Begin Records for processing
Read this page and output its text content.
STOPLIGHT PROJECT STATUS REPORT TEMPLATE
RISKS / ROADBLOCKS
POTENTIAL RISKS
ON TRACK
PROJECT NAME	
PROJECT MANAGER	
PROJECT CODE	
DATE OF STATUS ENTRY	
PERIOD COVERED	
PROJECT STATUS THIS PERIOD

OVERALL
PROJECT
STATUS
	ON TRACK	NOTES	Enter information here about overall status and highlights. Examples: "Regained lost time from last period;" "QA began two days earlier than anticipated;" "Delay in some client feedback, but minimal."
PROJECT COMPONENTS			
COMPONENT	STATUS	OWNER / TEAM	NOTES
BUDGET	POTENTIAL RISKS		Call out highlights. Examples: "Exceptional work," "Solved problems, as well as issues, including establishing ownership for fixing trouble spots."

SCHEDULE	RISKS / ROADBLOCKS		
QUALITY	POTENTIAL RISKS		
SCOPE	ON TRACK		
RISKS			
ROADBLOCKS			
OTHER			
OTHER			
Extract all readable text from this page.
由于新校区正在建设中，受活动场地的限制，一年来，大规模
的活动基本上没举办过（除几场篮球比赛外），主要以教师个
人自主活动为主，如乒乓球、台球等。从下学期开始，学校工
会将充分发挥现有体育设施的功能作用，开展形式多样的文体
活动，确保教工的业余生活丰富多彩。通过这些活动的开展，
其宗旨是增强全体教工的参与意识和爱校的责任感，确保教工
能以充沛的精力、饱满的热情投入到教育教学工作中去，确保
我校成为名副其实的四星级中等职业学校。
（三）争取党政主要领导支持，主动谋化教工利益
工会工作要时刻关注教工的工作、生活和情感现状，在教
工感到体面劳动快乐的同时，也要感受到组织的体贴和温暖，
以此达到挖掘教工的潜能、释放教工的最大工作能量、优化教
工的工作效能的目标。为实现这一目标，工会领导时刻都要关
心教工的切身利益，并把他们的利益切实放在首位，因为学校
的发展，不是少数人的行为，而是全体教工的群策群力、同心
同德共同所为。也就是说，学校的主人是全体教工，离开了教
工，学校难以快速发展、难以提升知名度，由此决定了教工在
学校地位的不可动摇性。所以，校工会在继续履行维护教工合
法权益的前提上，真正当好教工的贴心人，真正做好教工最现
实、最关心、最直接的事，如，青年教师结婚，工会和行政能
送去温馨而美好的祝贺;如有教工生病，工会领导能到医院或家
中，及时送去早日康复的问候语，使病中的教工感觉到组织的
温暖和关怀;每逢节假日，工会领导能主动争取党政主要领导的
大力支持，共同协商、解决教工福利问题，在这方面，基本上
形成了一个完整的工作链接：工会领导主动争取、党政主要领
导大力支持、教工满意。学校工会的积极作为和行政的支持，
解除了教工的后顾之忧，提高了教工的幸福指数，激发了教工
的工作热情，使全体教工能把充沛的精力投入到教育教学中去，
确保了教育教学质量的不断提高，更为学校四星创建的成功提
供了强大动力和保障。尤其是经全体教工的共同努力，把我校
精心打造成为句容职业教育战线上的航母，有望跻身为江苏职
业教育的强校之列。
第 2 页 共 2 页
End Records for processing
What you have to do:
Which lines contain the word "POTENTIAL"? Copy each one.

Expected answer:
POTENTIAL RISKS
BUDGET	POTENTIAL RISKS		Call out highlights. Examples: "Exceptional work," "Solved problems, as well as issues, including establishing ownership for fixing trouble spots."
QUALITY	POTENTIAL RISKS		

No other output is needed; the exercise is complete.